[Start SUPPLIED RECORDS]

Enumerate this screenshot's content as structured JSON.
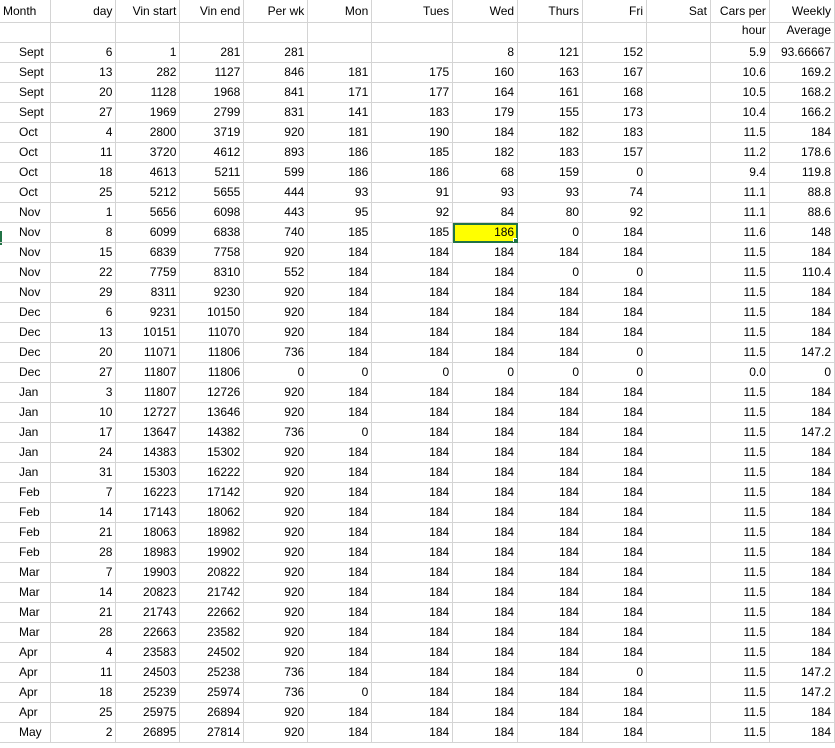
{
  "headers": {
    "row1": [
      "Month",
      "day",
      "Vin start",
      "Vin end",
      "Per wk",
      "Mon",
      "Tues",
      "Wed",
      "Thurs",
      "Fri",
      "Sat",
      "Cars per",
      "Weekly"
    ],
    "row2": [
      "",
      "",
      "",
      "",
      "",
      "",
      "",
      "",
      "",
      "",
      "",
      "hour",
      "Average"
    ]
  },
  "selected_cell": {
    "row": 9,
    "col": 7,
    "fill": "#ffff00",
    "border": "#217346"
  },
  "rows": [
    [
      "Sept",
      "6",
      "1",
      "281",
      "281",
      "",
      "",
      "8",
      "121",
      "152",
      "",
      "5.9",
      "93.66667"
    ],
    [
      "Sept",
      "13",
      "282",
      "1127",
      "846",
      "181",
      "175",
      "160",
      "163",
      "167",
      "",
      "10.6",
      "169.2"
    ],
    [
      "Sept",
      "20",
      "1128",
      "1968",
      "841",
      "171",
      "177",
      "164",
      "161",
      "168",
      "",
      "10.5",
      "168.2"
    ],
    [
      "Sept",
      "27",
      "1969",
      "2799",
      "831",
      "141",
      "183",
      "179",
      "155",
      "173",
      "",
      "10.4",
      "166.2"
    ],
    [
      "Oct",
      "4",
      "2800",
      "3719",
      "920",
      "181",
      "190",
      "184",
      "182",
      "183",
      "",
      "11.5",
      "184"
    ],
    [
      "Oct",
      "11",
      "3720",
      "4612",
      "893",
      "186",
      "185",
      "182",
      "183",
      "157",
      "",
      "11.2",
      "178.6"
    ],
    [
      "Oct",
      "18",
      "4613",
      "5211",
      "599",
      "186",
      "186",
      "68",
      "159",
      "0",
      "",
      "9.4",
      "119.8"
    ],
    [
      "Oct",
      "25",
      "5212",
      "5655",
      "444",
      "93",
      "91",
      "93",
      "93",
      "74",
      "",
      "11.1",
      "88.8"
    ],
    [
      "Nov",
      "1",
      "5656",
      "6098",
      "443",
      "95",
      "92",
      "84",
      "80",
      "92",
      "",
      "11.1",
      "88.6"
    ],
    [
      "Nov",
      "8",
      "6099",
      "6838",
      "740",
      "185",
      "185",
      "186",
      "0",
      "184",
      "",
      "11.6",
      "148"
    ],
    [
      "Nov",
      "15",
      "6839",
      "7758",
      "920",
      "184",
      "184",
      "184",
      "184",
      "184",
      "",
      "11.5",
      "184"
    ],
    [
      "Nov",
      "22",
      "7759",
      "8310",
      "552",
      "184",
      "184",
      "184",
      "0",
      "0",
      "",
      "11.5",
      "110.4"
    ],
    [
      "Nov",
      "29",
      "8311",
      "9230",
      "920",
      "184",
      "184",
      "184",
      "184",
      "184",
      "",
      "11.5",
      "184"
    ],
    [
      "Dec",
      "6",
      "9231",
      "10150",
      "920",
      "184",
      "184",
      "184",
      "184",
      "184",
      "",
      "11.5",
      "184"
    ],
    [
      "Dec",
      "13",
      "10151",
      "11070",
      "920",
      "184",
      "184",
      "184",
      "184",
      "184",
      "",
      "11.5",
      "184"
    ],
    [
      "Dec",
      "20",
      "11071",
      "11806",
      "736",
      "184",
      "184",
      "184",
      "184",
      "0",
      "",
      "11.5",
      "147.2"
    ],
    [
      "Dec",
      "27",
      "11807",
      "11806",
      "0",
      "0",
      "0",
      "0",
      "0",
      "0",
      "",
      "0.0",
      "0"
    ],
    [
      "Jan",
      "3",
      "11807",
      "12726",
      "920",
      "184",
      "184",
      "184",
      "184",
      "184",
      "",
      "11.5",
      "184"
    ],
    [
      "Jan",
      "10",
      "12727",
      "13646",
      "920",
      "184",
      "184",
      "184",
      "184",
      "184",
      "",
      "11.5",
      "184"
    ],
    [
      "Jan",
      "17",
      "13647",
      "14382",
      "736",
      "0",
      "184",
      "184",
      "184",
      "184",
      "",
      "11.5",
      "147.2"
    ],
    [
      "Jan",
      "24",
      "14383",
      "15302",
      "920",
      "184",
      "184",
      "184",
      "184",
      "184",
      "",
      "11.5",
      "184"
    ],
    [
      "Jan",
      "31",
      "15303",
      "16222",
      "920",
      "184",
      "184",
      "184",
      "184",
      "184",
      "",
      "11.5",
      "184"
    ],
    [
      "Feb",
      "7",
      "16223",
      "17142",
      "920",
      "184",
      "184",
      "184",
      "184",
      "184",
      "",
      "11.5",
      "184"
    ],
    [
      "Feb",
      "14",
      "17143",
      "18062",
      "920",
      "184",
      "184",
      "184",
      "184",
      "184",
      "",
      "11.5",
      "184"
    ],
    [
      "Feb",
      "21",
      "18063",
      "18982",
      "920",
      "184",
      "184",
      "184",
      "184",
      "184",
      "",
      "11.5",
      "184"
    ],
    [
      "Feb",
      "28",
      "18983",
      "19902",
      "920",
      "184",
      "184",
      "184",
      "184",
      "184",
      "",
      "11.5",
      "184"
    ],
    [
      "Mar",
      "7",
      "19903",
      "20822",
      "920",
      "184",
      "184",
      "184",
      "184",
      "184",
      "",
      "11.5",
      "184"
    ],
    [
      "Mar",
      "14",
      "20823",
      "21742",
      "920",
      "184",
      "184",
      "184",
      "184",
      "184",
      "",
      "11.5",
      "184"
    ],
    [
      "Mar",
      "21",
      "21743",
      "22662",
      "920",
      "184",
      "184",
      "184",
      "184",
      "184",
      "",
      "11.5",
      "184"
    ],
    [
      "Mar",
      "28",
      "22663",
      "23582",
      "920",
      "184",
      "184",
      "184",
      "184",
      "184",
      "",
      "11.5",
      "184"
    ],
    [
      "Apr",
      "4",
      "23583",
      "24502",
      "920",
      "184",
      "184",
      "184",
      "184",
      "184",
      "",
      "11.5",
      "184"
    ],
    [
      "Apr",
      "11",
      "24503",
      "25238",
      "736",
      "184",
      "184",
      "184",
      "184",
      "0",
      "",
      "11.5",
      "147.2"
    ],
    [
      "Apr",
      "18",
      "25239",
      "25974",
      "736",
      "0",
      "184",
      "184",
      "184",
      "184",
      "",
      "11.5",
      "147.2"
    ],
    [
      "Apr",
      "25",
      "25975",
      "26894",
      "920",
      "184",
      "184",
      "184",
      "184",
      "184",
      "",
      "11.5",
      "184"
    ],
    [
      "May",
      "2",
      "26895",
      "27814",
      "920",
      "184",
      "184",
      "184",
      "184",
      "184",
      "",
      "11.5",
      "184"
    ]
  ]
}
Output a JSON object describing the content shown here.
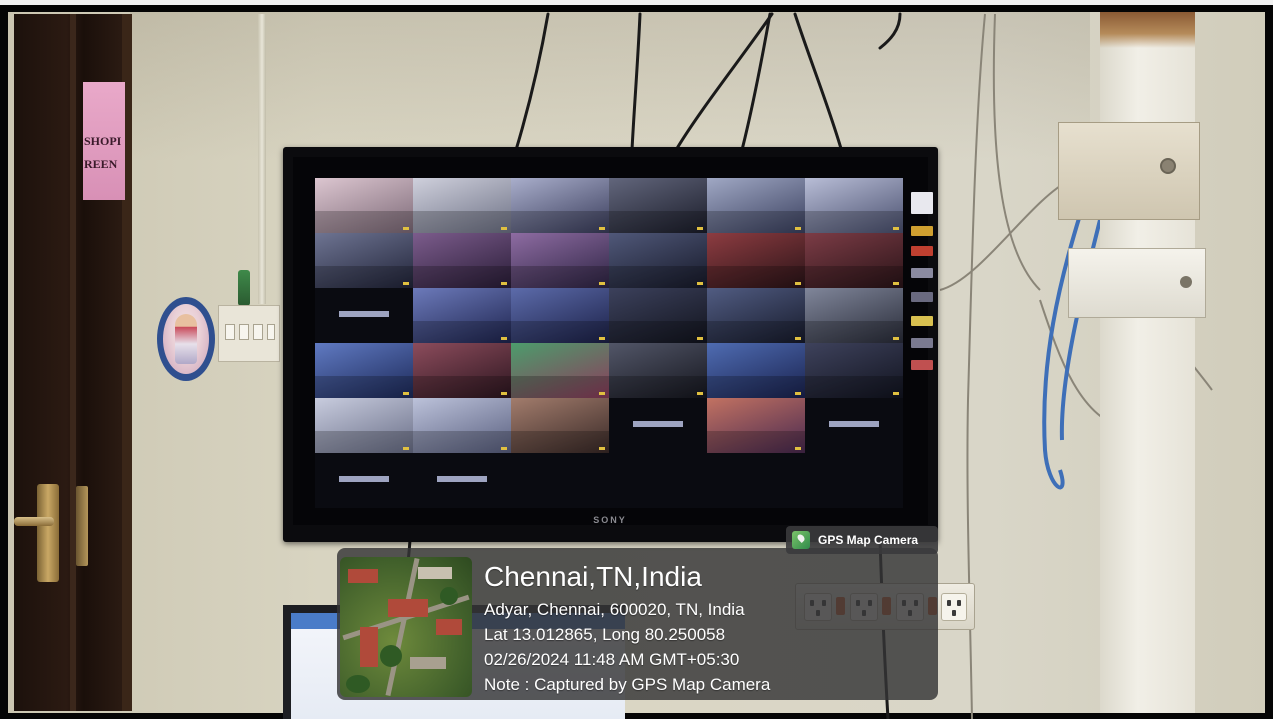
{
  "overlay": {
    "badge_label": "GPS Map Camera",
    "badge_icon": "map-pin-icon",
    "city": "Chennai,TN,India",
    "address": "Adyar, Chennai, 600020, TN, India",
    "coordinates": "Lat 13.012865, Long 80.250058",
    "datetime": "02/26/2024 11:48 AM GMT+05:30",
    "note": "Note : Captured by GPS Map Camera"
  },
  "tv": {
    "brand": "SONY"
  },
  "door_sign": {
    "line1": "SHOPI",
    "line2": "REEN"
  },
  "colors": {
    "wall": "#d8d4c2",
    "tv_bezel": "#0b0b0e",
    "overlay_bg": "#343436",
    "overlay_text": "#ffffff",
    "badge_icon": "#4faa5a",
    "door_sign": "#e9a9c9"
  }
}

[End SUPPLIED RECORDS]

Look for the word "Camera" in every line of the listing and copy the lines that have it.

RIGHT ANSWER:
    "badge_label": "GPS Map Camera",
    "note": "Note : Captured by GPS Map Camera"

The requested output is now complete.